• **Set task**
Copy all lines that contain the word "been".

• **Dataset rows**
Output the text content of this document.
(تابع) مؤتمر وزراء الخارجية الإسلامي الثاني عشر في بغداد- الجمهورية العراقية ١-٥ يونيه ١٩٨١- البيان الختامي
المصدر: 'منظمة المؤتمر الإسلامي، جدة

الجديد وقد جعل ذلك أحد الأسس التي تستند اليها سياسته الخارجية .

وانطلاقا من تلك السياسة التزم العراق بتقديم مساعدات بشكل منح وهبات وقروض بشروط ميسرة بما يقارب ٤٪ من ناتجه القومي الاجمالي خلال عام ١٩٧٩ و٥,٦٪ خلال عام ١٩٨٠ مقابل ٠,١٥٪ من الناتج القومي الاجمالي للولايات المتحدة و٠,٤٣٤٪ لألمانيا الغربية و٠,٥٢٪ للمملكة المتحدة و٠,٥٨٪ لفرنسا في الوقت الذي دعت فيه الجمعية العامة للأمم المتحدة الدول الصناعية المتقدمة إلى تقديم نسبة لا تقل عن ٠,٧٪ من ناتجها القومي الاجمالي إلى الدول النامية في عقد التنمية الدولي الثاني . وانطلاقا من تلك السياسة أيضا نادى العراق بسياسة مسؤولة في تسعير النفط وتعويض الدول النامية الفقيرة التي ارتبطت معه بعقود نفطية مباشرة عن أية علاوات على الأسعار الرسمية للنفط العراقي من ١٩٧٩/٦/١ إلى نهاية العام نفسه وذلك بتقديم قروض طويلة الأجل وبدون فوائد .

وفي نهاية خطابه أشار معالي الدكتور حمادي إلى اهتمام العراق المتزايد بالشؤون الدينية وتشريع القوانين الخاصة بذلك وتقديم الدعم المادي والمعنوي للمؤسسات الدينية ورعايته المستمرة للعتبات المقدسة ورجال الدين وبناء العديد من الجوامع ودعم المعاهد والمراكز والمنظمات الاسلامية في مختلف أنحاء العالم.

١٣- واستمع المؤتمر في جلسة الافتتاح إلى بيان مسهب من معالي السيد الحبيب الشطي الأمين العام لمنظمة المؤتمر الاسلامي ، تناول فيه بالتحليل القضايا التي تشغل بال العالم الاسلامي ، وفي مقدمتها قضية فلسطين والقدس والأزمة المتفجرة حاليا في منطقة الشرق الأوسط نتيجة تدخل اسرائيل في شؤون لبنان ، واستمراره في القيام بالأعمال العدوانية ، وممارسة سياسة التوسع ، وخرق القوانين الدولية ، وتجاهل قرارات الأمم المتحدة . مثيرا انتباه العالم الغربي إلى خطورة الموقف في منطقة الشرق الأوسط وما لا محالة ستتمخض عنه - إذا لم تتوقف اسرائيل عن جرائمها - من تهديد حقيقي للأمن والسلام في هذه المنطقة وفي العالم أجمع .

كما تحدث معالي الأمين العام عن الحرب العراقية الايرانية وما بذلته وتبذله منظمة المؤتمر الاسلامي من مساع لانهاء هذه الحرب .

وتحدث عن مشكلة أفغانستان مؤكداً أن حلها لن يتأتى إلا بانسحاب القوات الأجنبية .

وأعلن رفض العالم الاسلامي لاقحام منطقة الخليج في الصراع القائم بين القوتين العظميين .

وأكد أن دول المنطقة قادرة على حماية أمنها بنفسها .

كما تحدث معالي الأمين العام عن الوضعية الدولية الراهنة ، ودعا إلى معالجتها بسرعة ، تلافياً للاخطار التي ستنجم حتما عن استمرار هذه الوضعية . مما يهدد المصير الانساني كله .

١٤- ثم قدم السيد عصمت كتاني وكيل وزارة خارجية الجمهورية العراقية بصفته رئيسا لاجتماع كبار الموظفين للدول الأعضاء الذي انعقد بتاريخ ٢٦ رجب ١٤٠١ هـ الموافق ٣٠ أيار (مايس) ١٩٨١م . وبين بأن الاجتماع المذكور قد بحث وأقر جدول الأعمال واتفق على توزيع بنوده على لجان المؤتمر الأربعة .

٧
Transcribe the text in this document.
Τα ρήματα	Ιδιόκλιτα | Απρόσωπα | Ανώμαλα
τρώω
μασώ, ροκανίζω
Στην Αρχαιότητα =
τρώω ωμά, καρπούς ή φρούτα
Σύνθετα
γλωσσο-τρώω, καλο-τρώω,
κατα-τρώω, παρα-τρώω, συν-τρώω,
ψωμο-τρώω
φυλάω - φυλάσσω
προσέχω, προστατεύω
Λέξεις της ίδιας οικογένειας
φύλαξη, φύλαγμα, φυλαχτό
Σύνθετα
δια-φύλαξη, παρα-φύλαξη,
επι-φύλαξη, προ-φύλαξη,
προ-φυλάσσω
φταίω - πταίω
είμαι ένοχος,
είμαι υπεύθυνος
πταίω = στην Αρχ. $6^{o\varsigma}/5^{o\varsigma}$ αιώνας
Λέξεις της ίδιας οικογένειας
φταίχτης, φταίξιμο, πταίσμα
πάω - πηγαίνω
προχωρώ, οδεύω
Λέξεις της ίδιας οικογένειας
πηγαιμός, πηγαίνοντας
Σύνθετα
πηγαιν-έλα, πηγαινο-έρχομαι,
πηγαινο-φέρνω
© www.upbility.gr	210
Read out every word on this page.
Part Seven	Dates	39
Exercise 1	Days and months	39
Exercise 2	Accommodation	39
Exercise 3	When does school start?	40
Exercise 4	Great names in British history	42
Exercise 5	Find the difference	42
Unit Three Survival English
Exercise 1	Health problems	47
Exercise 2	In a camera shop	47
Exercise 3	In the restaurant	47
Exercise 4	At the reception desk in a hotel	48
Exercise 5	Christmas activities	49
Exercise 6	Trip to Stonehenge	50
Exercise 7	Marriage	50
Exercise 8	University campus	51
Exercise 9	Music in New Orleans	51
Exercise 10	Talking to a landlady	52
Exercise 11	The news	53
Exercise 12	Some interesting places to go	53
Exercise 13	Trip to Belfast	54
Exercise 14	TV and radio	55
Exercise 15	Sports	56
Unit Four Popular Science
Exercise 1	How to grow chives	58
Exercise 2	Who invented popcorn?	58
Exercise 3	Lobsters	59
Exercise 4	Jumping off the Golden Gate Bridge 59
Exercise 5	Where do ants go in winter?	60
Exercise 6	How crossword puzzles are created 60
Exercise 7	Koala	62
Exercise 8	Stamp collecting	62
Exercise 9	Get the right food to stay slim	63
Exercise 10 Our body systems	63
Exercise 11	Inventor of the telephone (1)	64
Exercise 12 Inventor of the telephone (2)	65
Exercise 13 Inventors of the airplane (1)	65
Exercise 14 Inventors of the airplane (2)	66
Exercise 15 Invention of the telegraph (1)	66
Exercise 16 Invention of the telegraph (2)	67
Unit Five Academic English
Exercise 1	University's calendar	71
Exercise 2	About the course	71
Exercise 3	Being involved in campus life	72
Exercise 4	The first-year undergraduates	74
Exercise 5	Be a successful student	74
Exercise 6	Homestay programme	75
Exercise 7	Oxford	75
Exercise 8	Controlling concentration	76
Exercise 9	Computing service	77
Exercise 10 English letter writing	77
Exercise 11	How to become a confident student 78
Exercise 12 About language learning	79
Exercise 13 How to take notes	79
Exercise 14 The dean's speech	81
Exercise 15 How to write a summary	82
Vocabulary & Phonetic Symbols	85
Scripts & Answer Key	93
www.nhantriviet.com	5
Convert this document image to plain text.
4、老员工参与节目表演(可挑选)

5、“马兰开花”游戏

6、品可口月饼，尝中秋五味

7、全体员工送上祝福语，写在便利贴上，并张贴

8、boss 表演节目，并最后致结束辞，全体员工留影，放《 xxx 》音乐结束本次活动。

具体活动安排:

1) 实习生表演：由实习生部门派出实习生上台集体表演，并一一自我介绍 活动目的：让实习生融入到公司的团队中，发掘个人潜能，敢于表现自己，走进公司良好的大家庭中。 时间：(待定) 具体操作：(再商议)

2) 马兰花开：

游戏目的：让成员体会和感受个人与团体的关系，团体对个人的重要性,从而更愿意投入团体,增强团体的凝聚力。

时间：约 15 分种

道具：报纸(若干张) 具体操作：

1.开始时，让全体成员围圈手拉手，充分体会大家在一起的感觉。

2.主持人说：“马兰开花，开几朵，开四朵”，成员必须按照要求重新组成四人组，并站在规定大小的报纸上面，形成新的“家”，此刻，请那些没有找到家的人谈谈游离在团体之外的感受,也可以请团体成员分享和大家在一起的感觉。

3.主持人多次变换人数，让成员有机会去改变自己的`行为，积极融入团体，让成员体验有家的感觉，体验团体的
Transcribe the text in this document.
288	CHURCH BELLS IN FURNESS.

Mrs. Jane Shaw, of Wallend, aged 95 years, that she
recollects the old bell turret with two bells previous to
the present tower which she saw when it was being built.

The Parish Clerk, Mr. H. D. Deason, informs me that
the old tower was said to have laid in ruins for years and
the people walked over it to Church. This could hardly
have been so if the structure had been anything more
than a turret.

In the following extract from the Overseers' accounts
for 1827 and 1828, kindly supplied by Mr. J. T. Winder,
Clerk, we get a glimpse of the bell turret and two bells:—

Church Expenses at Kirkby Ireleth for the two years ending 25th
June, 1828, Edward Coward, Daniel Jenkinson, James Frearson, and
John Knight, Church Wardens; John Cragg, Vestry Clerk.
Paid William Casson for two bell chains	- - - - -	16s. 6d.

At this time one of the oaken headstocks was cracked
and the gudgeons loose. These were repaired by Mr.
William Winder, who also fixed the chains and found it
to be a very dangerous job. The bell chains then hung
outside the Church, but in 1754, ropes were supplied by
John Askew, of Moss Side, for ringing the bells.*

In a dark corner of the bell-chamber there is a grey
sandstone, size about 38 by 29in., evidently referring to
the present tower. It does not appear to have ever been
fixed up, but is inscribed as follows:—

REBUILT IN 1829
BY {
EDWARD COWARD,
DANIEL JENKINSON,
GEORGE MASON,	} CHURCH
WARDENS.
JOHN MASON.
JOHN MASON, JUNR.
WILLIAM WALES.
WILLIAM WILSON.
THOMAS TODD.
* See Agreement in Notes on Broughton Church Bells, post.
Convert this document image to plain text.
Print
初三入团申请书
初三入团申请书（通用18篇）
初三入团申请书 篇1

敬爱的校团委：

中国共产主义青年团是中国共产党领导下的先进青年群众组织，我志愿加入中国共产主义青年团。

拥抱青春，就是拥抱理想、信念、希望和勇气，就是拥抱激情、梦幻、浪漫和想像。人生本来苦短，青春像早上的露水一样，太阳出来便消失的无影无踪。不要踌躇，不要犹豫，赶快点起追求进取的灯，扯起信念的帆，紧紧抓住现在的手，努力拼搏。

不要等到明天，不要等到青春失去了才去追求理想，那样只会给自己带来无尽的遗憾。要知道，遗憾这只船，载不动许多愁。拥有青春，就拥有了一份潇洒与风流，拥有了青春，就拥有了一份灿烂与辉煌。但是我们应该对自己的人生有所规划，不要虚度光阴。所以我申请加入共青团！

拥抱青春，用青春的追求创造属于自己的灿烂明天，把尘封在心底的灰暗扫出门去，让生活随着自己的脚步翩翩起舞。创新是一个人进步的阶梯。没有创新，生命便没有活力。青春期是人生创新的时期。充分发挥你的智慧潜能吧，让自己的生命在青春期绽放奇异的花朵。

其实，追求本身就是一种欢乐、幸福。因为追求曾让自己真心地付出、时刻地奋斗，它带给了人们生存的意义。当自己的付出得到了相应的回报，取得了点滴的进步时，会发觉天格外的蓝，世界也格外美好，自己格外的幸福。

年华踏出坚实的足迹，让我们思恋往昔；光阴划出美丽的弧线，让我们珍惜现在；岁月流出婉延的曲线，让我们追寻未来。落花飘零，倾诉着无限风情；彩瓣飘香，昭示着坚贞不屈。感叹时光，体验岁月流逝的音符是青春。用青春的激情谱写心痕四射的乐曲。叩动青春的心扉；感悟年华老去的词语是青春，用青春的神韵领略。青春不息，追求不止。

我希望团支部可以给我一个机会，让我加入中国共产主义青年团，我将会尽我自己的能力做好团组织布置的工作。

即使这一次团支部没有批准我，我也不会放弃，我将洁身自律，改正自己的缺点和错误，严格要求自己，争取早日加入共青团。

• **Finished task**
have been so if the structure had been anything more
the present tower. It does not appear to have ever been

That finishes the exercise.